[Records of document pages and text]
◆ ◆ ◆
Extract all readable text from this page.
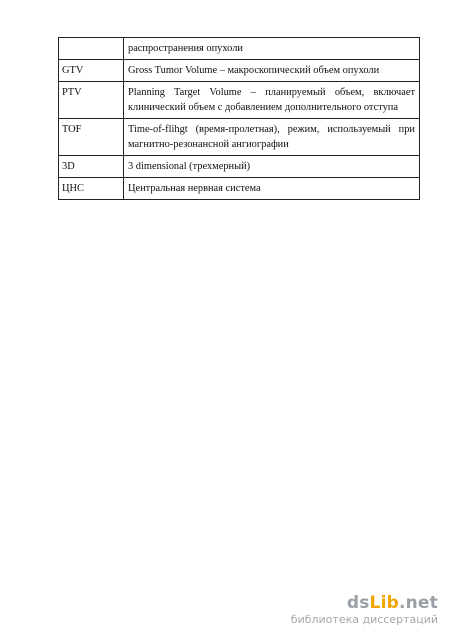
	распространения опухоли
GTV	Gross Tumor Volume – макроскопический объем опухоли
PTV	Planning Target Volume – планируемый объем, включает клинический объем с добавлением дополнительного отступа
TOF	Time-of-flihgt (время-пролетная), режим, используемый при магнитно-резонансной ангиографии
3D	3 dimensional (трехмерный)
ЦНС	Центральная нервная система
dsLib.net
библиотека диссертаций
◆ ◆ ◆
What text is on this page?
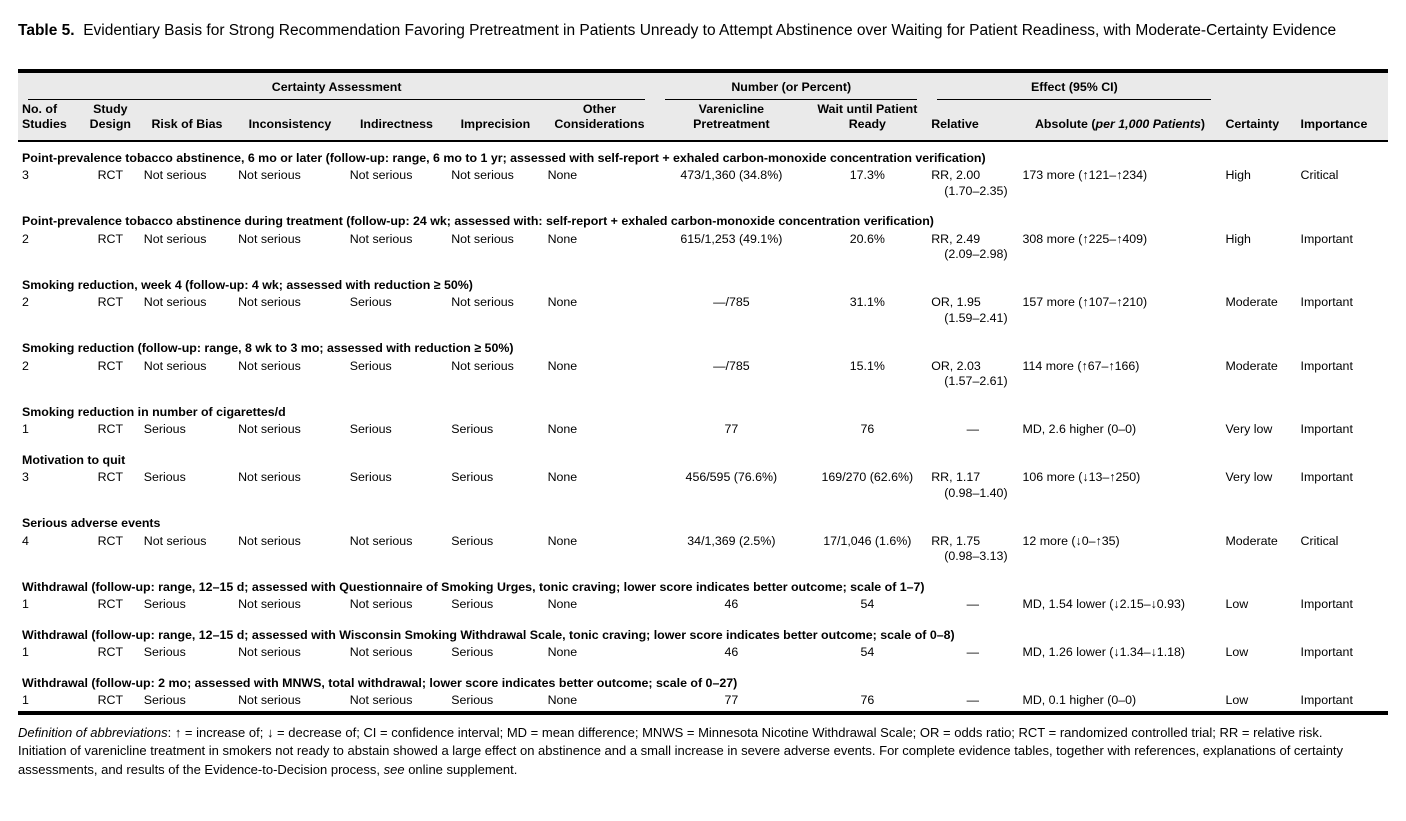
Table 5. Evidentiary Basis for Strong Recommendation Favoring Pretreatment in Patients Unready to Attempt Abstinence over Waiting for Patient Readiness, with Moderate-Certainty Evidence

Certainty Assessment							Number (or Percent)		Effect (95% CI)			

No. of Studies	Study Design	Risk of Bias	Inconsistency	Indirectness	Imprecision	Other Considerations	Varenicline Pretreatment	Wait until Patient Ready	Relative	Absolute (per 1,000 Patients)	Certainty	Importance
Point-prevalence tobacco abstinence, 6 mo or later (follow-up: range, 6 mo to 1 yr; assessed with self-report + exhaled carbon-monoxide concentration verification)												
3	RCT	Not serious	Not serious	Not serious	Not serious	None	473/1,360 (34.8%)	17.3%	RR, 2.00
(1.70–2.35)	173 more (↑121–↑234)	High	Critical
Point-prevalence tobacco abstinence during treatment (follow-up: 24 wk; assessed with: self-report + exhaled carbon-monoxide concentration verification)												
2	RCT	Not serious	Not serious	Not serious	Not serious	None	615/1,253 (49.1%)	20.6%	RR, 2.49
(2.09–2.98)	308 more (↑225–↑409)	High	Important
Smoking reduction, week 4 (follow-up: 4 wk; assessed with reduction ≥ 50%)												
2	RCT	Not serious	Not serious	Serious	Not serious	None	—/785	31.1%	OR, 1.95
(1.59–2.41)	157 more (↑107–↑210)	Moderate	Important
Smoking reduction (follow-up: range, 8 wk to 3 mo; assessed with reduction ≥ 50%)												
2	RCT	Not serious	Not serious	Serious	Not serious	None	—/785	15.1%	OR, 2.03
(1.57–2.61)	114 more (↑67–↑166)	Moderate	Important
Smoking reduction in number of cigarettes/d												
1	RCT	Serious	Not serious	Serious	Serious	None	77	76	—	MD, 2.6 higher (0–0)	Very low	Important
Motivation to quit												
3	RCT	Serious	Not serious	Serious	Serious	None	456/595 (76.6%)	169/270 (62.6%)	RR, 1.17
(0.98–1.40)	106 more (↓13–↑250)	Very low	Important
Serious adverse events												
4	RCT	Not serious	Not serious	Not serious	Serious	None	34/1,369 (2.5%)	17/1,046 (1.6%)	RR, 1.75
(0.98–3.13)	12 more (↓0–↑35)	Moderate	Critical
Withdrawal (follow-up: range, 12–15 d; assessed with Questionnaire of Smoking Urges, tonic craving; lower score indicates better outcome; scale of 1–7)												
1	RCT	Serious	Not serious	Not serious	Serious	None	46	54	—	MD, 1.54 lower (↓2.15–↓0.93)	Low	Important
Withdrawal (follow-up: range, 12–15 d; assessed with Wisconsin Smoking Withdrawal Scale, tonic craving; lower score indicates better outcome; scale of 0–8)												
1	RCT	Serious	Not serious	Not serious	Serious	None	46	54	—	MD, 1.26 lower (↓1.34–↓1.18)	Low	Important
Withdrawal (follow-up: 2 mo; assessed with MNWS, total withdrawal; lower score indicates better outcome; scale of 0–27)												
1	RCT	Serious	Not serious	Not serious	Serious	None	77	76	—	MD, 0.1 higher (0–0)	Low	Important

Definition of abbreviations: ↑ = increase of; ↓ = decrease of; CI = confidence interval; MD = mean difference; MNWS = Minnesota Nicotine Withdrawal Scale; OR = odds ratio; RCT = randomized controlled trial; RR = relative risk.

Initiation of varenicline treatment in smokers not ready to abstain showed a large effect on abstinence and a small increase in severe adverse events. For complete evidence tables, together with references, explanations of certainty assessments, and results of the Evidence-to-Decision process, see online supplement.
◆ ◆ ◆
> _WHAT YOU HAVE TO DO_
Of the lines above, copy each one that contains the word "Volume".

> _RESPONSE FOR THIS EXERCISE_
GTV	Gross Tumor Volume – макроскопический объем опухоли
PTV	Planning Target Volume – планируемый объем, включает клинический объем с добавлением дополнительного отступа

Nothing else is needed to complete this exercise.